----- RECORD SET

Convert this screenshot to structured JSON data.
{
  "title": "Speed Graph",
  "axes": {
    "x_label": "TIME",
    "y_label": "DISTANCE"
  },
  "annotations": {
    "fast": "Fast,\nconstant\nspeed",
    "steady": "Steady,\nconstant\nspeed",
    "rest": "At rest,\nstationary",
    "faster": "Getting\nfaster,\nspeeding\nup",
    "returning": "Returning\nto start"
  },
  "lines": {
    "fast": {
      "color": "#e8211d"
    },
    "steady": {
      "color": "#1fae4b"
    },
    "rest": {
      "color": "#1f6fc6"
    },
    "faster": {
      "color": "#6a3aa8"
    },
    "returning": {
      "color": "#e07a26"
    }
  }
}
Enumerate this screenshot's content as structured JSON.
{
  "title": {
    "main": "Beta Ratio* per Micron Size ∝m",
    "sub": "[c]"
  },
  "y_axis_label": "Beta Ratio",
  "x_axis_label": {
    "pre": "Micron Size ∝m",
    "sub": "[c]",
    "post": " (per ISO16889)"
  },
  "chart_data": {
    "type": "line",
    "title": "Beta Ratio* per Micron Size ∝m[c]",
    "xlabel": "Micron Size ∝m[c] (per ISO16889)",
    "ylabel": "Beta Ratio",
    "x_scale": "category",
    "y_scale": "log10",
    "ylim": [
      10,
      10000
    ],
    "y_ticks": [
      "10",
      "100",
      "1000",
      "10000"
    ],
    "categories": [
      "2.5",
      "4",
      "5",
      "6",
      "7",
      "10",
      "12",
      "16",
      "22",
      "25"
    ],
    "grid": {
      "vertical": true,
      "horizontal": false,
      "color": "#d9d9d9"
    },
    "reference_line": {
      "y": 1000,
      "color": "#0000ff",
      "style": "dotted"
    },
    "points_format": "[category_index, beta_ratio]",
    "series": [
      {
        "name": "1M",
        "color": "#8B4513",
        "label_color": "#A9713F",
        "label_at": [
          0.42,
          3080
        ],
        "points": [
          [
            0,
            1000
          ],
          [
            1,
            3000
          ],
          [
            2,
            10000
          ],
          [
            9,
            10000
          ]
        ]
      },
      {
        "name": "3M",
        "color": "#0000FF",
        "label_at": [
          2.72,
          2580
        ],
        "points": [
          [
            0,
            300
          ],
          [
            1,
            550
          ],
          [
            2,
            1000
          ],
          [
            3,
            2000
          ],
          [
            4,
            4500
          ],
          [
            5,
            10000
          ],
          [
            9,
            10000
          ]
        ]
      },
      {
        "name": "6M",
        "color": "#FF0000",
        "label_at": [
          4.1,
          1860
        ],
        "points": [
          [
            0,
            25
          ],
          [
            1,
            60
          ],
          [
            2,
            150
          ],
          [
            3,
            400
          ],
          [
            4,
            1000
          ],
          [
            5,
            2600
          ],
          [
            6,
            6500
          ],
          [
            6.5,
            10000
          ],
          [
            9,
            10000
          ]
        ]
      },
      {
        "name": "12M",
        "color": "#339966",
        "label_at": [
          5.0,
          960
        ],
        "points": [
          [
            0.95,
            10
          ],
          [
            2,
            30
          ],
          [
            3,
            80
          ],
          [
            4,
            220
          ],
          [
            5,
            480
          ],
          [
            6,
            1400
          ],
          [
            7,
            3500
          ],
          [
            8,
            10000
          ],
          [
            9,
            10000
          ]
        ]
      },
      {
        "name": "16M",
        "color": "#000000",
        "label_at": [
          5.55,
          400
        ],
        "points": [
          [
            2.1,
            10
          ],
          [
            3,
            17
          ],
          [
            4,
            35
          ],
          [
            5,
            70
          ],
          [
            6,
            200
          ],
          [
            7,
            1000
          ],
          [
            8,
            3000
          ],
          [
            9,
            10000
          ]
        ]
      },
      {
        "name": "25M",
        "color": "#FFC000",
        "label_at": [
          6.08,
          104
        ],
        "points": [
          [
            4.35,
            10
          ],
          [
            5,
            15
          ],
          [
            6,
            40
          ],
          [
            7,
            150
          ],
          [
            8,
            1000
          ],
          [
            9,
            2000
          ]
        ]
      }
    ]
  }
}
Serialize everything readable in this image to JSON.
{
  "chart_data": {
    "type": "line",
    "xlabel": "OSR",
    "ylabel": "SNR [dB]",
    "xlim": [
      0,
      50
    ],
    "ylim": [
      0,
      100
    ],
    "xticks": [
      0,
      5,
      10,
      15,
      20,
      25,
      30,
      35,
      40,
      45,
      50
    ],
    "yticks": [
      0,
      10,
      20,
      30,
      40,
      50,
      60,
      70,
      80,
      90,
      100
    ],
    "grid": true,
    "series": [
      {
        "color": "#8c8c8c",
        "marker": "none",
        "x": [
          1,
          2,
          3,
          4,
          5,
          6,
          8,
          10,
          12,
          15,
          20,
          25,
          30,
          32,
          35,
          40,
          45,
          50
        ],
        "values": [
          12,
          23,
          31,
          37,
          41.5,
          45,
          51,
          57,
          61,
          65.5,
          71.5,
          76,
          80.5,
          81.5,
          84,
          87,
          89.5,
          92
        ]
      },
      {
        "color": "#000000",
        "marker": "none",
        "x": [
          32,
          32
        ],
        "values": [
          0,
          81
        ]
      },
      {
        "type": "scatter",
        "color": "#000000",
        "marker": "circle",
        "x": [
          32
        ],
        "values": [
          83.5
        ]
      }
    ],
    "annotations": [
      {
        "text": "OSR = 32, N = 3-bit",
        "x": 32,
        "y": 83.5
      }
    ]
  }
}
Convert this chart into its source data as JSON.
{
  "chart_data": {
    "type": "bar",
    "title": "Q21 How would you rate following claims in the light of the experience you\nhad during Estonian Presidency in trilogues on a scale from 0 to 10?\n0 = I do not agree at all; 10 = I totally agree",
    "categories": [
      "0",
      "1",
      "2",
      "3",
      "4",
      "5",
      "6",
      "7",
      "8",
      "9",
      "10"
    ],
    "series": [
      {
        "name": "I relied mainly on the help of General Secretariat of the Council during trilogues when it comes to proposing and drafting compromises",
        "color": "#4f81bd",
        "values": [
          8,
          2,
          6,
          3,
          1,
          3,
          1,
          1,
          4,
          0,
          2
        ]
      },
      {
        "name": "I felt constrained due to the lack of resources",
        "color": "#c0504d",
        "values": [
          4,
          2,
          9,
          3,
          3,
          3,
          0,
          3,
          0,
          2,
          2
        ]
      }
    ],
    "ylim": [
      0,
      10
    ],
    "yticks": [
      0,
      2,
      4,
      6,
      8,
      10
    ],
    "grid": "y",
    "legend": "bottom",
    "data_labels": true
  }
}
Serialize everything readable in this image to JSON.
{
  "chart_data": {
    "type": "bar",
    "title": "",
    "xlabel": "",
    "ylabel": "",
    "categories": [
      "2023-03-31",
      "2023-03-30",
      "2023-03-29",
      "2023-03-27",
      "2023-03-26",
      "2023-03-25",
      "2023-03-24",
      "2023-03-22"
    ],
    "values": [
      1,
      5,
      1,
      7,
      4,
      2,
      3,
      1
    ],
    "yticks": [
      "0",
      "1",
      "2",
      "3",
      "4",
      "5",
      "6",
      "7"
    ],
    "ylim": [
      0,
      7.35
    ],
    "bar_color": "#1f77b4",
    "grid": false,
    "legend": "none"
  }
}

----------

GIVEN INSTRUCTION:
Go through the records above, find every line with the word "Size", and list those lines.

RESULT OF THE EXERCISE:
    "main": "Beta Ratio* per Micron Size ∝m",
    "pre": "Micron Size ∝m",
    "title": "Beta Ratio* per Micron Size ∝m[c]",
    "xlabel": "Micron Size ∝m[c] (per ISO16889)",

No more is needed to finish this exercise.